=== Requirement ===
Restate all of the data exactly.

Figure dataset records:

+ + + + +

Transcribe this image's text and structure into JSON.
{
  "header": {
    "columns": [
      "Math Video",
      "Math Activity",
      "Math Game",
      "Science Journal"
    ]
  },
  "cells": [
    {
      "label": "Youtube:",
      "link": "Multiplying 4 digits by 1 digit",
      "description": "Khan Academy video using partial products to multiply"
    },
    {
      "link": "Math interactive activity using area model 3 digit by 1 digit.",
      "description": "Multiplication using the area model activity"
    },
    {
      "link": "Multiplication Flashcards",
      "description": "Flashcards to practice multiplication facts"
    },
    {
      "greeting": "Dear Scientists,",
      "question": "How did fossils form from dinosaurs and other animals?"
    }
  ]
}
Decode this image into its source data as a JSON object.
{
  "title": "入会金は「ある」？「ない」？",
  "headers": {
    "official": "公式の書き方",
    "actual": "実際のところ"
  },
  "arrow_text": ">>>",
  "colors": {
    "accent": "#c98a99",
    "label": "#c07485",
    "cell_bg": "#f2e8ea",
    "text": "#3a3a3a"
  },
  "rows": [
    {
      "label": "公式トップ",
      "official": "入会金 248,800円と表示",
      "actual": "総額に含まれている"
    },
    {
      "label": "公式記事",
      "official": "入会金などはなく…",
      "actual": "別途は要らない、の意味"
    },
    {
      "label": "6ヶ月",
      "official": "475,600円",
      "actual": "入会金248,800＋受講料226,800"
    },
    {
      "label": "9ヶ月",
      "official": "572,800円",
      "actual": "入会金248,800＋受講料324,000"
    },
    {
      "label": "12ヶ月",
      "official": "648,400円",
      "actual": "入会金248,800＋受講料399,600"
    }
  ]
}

+ + + + +

=== Exercise output ===
Transcribe this image's text and structure into JSON.
{
  "header": {
    "columns": [
      "Math Video",
      "Math Activity",
      "Math Game",
      "Science Journal"
    ]
  },
  "cells": [
    {
      "label": "Youtube:",
      "link": "Multiplying 4 digits by 1 digit",
      "description": "Khan Academy video using partial products to multiply"
    },
    {
      "link": "Math interactive activity using area model 3 digit by 1 digit.",
      "description": "Multiplication using the area model activity"
    },
    {
      "link": "Multiplication Flashcards",
      "description": "Flashcards to practice multiplication facts"
    },
    {
      "greeting": "Dear Scientists,",
      "question": "How did fossils form from dinosaurs and other animals?"
    }
  ]
}
Decode this image into its source data as a JSON object.
{
  "title": "入会金は「ある」？「ない」？",
  "headers": {
    "official": "公式の書き方",
    "actual": "実際のところ"
  },
  "arrow_text": ">>>",
  "colors": {
    "accent": "#c98a99",
    "label": "#c07485",
    "cell_bg": "#f2e8ea",
    "text": "#3a3a3a"
  },
  "rows": [
    {
      "label": "公式トップ",
      "official": "入会金 248,800円と表示",
      "actual": "総額に含まれている"
    },
    {
      "label": "公式記事",
      "official": "入会金などはなく…",
      "actual": "別途は要らない、の意味"
    },
    {
      "label": "6ヶ月",
      "official": "475,600円",
      "actual": "入会金248,800＋受講料226,800"
    },
    {
      "label": "9ヶ月",
      "official": "572,800円",
      "actual": "入会金248,800＋受講料324,000"
    },
    {
      "label": "12ヶ月",
      "official": "648,400円",
      "actual": "入会金248,800＋受講料399,600"
    }
  ]
}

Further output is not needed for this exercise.